— start of Material provided —

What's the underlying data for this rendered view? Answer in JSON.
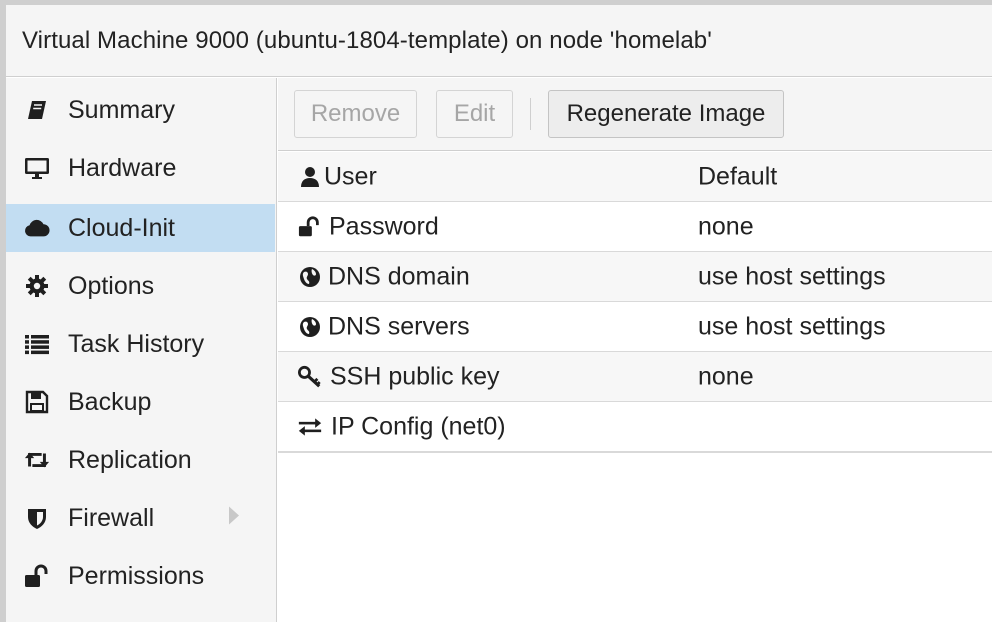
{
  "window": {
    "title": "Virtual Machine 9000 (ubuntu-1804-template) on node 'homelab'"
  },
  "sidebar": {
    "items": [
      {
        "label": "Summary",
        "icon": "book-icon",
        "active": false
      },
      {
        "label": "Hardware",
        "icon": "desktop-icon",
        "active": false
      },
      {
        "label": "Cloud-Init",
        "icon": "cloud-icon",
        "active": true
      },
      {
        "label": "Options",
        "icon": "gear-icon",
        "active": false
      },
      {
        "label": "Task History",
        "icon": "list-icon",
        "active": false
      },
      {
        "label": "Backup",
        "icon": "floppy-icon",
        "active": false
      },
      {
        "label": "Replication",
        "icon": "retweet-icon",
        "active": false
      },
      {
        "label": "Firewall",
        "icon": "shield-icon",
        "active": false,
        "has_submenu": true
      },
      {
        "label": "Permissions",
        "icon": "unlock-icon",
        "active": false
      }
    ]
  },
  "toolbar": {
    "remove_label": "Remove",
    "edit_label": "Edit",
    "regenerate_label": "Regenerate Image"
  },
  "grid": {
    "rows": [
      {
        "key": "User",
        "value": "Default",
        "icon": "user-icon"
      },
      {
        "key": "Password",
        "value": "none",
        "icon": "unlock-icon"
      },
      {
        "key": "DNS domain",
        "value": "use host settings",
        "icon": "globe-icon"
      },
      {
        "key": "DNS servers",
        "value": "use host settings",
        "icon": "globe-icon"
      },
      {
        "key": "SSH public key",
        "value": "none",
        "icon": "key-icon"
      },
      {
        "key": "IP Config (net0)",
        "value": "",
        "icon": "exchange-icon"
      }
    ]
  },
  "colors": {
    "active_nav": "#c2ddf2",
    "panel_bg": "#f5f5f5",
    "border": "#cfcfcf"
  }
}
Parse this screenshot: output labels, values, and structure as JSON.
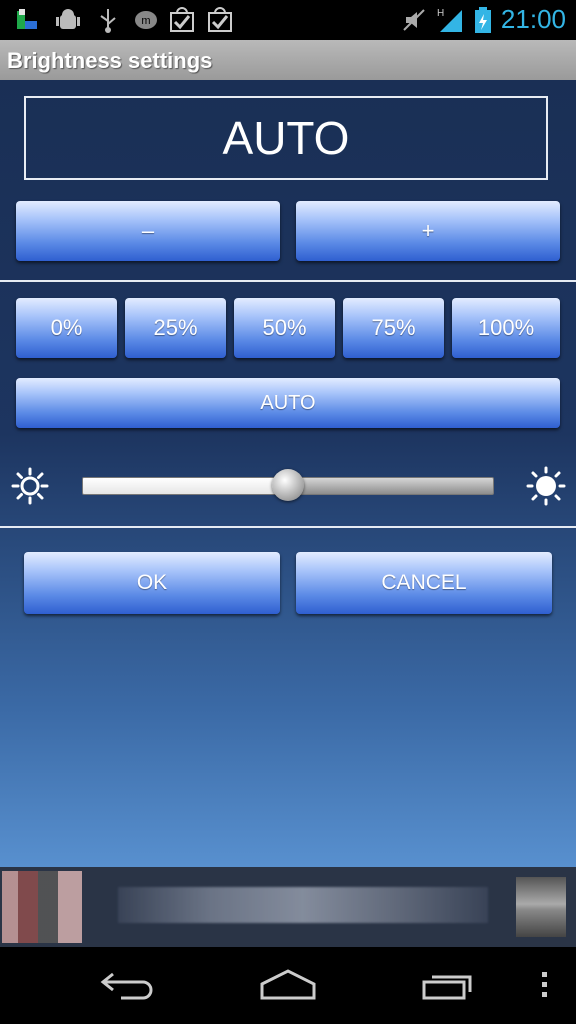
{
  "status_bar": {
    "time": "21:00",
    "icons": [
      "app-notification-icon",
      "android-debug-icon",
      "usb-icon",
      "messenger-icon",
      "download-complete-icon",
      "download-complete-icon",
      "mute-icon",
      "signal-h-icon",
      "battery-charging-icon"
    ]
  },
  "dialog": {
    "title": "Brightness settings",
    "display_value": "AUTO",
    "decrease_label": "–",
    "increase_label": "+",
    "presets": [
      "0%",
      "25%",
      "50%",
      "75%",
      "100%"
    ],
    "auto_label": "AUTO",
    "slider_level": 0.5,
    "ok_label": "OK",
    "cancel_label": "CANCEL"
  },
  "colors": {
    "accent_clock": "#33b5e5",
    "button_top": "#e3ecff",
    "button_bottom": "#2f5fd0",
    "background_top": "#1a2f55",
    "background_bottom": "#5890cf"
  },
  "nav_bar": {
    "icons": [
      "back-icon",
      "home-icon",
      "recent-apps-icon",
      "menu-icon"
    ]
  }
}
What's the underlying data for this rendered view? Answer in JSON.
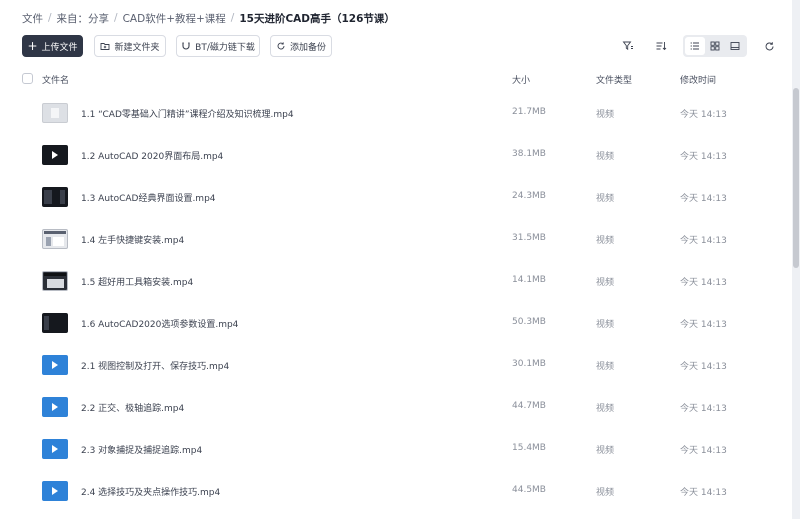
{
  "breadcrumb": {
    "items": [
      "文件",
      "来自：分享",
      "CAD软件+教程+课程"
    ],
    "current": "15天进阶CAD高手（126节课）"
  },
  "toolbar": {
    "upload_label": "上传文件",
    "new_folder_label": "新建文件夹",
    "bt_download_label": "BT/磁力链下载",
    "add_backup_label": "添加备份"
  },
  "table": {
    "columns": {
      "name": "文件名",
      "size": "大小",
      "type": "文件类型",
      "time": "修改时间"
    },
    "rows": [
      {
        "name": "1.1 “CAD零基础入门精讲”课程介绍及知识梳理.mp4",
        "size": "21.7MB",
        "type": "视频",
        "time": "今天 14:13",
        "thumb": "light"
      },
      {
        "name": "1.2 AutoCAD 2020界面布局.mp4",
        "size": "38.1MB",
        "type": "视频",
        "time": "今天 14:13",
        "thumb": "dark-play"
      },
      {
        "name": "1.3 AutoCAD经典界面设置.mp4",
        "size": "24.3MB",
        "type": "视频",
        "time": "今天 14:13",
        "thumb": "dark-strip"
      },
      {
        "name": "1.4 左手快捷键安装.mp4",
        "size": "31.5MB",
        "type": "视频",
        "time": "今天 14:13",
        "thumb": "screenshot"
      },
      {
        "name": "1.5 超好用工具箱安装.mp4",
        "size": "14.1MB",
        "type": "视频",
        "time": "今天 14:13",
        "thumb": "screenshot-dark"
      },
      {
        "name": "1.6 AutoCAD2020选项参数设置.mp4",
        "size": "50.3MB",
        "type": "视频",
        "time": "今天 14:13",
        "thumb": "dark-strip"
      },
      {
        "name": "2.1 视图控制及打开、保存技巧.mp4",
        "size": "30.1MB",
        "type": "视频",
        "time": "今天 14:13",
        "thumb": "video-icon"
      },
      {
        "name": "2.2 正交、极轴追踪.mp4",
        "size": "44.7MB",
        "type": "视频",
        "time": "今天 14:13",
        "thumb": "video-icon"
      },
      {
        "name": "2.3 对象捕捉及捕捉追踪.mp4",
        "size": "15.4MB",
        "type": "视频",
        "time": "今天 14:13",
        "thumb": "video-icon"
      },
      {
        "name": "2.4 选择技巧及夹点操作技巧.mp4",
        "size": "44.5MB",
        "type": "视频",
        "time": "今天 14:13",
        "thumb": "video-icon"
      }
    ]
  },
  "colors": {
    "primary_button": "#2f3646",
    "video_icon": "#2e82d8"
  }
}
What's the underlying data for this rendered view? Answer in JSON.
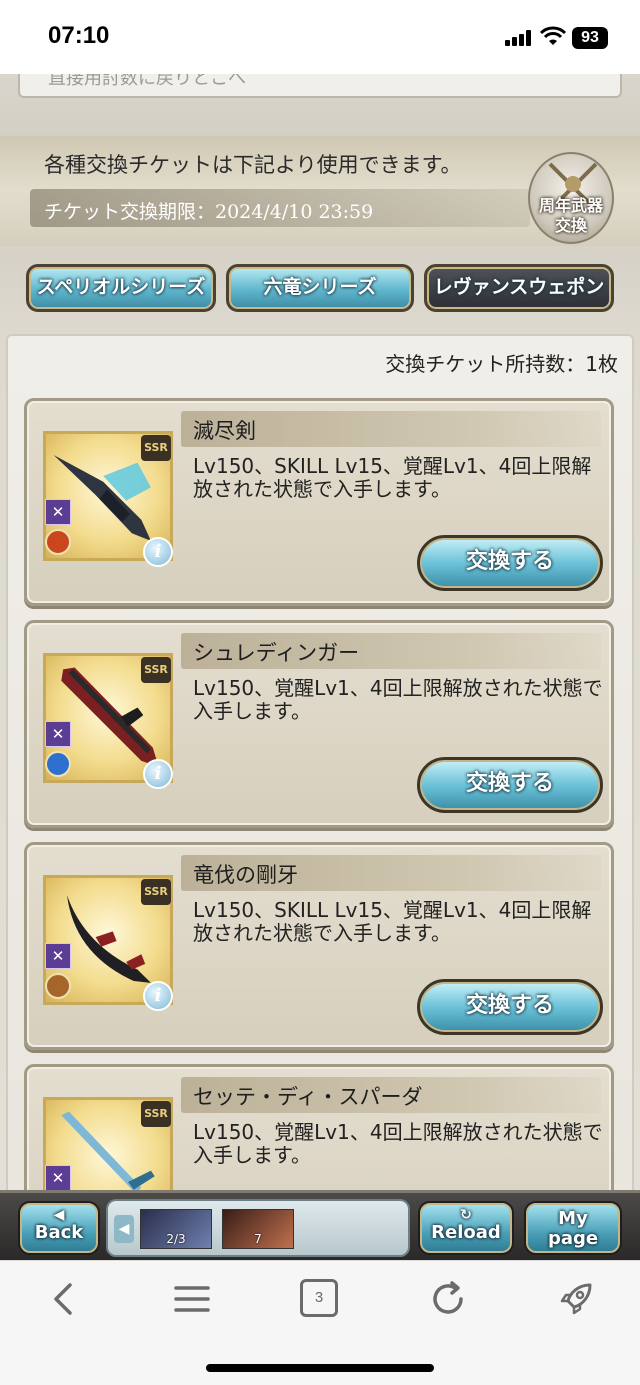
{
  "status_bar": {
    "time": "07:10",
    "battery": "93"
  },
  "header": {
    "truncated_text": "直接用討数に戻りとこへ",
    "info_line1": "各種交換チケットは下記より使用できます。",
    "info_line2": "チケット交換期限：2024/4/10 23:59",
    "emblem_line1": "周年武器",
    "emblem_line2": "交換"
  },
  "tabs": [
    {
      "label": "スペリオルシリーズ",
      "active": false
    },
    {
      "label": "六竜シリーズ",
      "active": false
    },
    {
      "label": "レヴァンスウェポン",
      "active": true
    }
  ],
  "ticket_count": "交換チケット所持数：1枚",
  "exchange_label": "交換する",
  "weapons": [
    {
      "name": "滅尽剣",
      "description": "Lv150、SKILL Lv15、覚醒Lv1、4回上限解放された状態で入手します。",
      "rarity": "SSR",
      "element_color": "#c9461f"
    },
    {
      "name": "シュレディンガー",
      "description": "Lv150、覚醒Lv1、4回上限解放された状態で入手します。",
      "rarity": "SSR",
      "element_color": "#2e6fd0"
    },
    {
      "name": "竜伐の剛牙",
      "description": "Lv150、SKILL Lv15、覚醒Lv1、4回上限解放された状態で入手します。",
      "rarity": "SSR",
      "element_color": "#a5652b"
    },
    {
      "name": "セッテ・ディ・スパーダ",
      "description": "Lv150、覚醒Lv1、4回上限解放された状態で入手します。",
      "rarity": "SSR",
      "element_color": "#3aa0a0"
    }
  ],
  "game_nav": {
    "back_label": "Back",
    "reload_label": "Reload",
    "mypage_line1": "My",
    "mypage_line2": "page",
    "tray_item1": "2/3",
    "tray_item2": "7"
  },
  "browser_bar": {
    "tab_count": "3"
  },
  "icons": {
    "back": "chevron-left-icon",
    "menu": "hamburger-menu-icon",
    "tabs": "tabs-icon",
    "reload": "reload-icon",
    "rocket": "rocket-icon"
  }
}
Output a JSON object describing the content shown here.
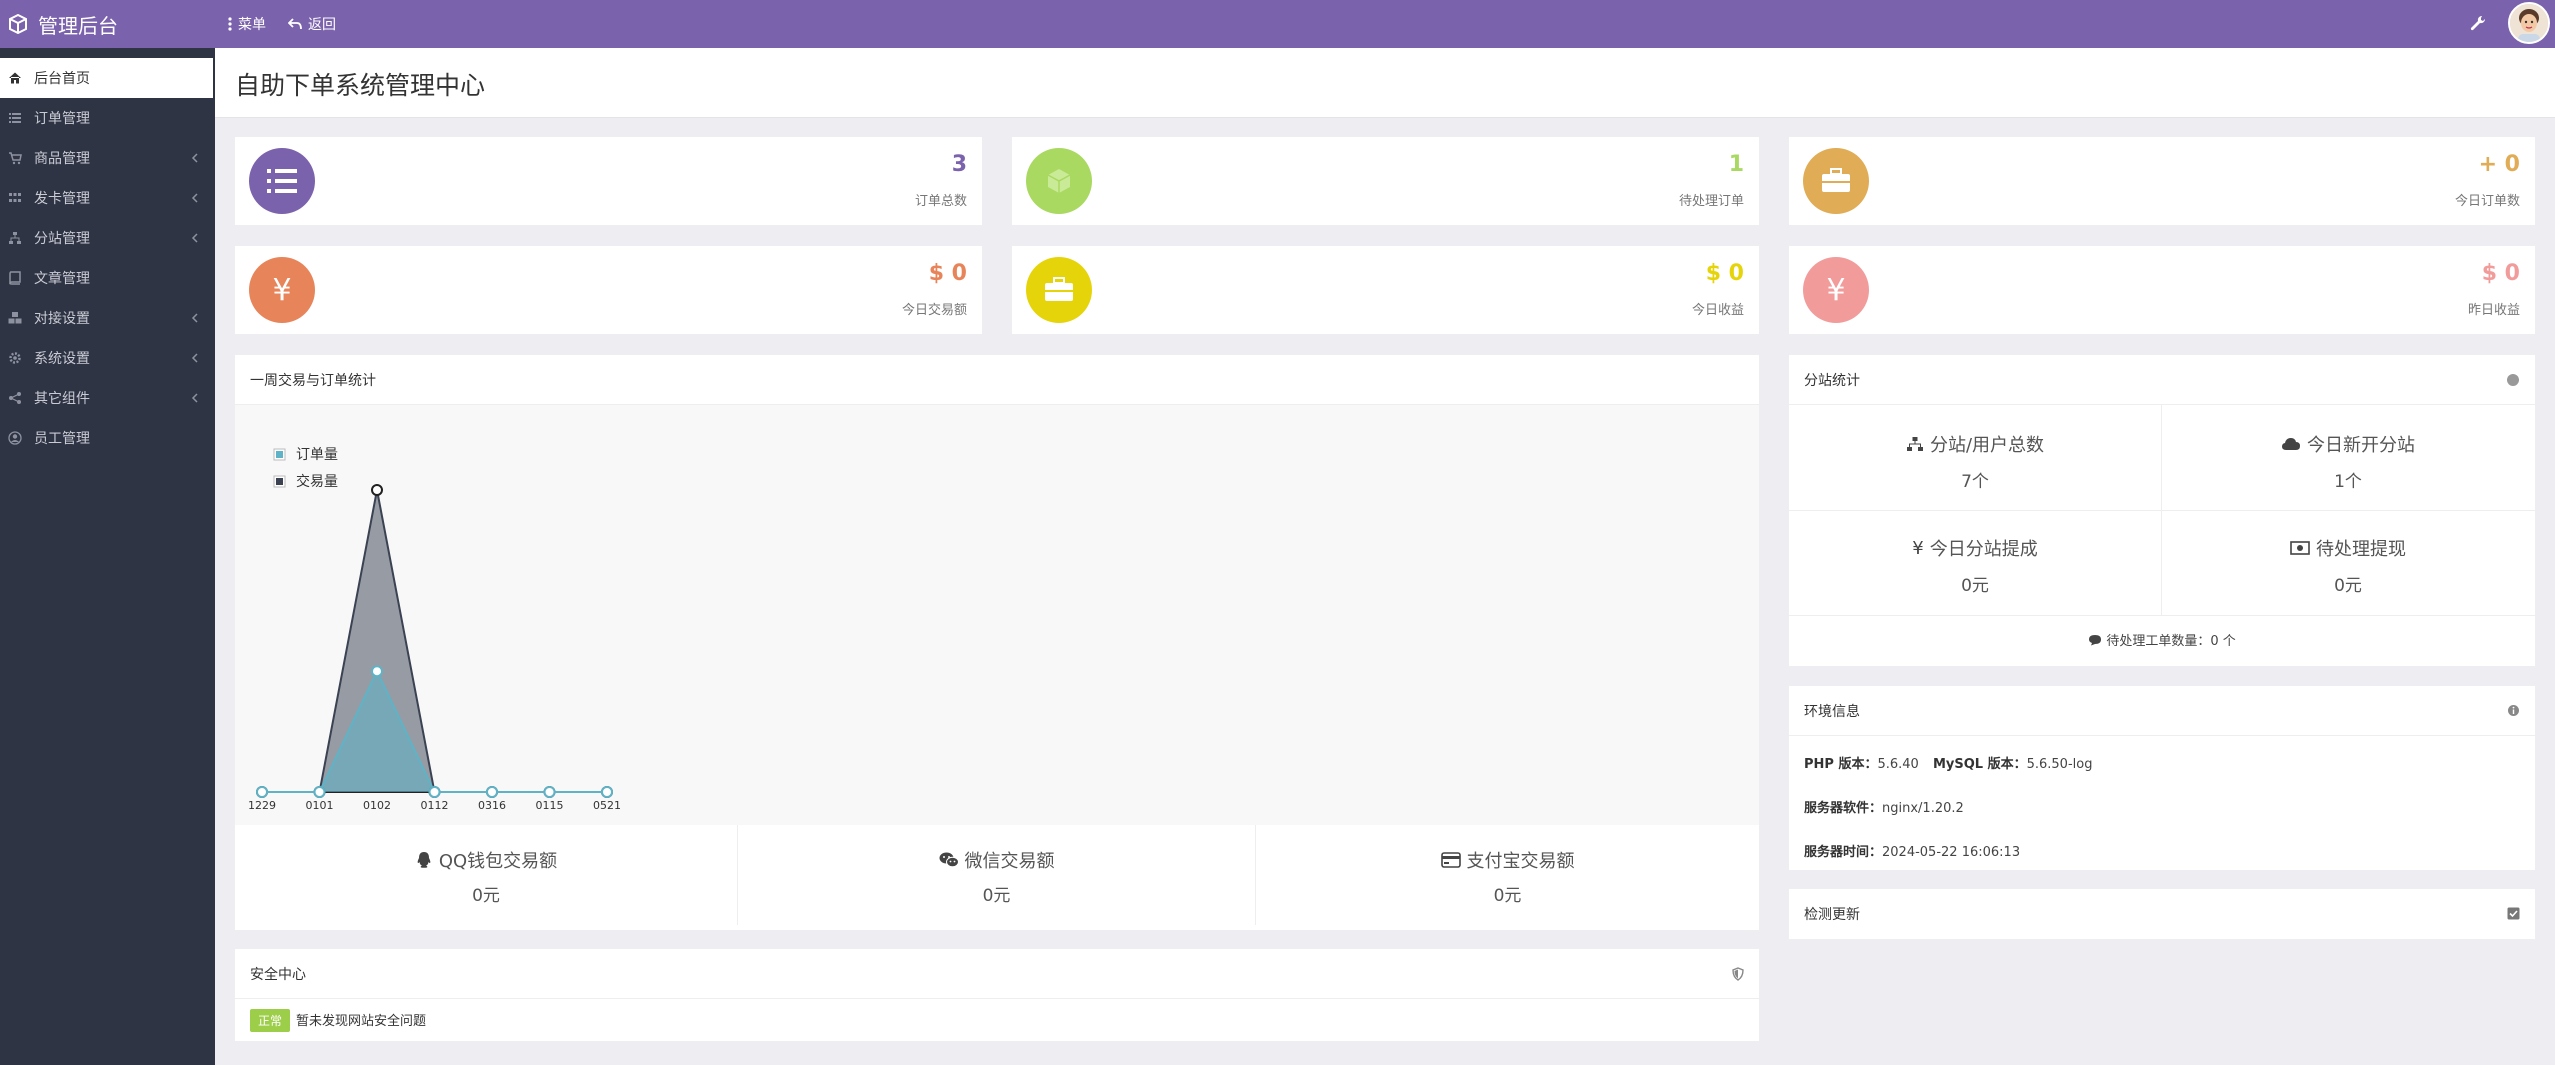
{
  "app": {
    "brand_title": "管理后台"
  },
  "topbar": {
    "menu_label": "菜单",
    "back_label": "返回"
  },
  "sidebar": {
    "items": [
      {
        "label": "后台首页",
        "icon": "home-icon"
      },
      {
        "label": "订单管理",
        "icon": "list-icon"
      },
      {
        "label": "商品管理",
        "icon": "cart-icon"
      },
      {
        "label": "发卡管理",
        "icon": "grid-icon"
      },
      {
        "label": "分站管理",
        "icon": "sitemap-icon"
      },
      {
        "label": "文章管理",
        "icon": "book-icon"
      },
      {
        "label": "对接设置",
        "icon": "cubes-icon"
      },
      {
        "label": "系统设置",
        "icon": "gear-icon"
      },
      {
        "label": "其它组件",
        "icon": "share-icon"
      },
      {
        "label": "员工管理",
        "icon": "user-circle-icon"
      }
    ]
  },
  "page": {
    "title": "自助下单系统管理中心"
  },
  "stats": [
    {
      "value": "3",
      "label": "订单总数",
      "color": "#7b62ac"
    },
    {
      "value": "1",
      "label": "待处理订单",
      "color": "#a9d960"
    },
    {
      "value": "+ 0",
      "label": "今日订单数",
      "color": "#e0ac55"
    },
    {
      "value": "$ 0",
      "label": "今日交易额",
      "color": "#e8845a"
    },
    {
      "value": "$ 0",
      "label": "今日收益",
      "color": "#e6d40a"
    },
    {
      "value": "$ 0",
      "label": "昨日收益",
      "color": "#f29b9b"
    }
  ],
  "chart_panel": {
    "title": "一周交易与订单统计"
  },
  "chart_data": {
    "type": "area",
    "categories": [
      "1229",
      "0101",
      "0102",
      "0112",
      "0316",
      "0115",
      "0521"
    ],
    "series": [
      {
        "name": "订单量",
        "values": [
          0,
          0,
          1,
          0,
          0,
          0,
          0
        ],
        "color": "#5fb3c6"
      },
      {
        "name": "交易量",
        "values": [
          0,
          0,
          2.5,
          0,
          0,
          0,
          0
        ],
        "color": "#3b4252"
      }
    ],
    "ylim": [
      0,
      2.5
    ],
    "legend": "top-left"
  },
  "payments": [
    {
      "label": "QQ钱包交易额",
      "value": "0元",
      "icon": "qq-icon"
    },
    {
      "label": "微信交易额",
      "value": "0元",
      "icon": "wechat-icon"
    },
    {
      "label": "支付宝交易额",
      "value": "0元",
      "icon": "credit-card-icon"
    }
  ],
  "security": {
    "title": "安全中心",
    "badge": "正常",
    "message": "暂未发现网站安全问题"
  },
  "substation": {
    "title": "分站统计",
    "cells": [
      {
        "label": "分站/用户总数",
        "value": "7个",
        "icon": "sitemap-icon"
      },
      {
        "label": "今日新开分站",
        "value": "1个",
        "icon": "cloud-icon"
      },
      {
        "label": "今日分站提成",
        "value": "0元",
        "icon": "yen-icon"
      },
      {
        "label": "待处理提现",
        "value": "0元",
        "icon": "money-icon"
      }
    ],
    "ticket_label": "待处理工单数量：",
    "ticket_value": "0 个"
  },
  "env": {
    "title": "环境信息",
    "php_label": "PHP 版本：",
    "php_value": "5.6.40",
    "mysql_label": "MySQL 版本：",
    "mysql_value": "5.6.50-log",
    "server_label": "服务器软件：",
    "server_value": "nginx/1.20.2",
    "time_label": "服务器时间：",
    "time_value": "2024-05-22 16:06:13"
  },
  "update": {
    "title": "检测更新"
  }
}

— end of Material provided —

Wherever the string "dark" appears in the entries above, list that line.

        "thumb": "dark-play"
        "thumb": "dark-strip"
        "thumb": "screenshot-dark"
        "thumb": "dark-strip"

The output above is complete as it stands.